_DOCUMENT SECTION:_
Lessons from History

More than 60 Years have passed since the Montgomery Bus Boycott. We learn lessons from that event and we will continue to fight for the freedom of black people and of the rest of the human race. Black people in Montgomery, Alabama democratically decided that they would boycott the city buses until they were allowed to seat any location in a city buses that they desire. Alabama back then was filled with segregation or Jim Crow apartheid. Black people who rode segregated buses experienced violence, theft of their payment to the buses, unfair seating arrangements, verbal disrespect, and other forms of mistreatment. Black people have had enough and that is why black people organize the Bus Boycott. Rosa Parks was a hero was a leader in the movement. Yet, we have to acknowledge other black people who opposed injustice long before the boycott existed. In 1945, a black woman named Geneva Johnson just opposed injustice and she was arrested from the public transit bus in Montgomery, Alabama. In 1949, the black professor Jo Ann Robinson sat in the front of the bus and the bus driver screamed at her for doing so in 1949. Black women like Viola White, Claudette Colvin (who was a 15 year old high school student at the time refused to give up her bus seat to a white woman nine months before Rosa Parks did it), Katie Wingfield, and other Sisters were arrested for challenged the white racist power structure involving segregated public bus lines and refusal to vacate seating reserved of white passengers. It was the federal court suit involving Colvin that eventually led to a Supreme Court order outlawing segregated buses. Epsie Worthy in 1953 was robbed of her transfer fee on the bus. Later, the bus driver assaulted her unjustly. Epsie used self-defense to defend herself and she was arrested. She had to pay a 52 dollar fine and spent time in jail. During the 1950’s, Pastor Vernon Johns (one of the greatest civil rights leaders in history) was forced to give up his seat to a white man. He later tried to get other black people to leave the bus in protest. In September 1, 1954, Dr. Martin Luther King Jr. became pastor of the Dexter Avenue Baptist Church. In March 2, 1955, 15 year old Claudette Colvin was arrested for refusing to get up from her seat. In October 21, 1955, 18 year old Mary Louise Smith was arrested. Rosa Parks (who was a social activist long before the 1950’s) was arrested too since she refused to get up from a seat.

_ROWS:_
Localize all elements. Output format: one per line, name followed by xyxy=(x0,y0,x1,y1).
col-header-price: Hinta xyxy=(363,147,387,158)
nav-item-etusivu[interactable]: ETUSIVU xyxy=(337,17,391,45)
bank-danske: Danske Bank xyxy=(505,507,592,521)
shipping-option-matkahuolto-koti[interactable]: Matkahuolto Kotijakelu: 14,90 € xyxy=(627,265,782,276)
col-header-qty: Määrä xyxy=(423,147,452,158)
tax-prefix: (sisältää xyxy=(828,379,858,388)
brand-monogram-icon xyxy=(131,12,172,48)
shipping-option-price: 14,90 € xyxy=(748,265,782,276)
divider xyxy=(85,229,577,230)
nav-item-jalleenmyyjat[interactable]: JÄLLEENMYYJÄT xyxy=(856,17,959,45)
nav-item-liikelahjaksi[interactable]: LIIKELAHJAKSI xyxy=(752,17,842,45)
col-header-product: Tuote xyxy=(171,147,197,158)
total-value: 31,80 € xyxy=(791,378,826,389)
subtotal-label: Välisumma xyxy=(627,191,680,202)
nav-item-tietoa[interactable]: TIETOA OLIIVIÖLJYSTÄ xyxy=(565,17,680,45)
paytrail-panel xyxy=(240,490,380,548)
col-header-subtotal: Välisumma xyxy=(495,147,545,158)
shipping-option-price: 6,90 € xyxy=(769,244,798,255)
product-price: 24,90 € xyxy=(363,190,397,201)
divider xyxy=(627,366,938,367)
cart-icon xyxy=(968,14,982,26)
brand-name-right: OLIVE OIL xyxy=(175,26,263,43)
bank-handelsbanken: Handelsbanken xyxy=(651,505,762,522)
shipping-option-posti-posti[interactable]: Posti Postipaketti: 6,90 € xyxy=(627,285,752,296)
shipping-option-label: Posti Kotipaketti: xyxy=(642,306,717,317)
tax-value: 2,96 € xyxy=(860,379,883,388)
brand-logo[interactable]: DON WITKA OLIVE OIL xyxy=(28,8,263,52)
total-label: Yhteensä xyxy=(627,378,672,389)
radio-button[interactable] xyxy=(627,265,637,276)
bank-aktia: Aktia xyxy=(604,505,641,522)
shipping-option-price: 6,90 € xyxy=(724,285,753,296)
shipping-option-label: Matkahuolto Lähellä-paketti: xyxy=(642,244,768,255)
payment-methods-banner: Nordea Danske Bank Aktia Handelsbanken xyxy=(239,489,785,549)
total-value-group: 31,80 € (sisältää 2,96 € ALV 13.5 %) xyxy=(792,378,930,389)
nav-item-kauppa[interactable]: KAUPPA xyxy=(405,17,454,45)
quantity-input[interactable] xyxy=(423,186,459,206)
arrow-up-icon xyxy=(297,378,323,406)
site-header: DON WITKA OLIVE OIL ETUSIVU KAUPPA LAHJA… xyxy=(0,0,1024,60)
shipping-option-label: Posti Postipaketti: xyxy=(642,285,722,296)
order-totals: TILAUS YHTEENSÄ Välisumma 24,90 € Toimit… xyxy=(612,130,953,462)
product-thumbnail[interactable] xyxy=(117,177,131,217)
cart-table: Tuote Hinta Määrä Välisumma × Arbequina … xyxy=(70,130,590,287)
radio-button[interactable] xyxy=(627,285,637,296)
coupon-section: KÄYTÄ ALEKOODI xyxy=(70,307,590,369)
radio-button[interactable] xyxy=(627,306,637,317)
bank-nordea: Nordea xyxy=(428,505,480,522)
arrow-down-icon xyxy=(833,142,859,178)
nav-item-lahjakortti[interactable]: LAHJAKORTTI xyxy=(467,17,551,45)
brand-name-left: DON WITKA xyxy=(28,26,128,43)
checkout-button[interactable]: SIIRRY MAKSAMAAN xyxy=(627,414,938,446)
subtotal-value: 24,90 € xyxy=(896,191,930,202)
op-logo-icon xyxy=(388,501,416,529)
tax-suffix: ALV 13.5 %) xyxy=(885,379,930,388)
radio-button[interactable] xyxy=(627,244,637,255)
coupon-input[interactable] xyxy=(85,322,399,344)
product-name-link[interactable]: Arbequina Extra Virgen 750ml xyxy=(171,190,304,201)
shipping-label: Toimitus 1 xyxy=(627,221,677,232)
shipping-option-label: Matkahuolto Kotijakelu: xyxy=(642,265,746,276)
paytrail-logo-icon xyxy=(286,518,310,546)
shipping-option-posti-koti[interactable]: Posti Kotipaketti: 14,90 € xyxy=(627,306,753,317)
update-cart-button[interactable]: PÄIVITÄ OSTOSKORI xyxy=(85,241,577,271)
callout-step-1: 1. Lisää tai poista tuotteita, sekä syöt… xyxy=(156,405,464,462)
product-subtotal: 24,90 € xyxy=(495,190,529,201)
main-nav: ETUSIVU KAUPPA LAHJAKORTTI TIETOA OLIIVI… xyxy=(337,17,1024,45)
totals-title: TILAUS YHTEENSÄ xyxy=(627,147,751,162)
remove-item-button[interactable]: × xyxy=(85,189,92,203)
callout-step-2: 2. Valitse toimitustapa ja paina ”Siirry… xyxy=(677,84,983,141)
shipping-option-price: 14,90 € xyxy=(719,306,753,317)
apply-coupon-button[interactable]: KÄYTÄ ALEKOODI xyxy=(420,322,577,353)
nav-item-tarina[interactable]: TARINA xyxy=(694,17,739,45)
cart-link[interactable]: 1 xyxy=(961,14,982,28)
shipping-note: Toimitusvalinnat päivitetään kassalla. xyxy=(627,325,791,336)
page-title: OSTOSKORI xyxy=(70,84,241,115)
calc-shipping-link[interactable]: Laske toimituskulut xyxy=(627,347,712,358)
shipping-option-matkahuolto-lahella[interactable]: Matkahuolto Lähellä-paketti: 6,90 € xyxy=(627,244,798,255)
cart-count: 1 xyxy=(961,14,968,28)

_PROBLEM TO WORK ON:_
Answer these questions using the Montgomery Bus Boycott text.
1. In what year was Geneva Johnson arrested on a Montgomery bus?
2. How much was the fine that Epsie Worthy had to pay?
3. Of which church did Dr. Martin Luther King Jr. become pastor on September 1, 1954?

_TASK ANSWER:_
1. 1945
2. 52 dollars
3. The Dexter Avenue Baptist Church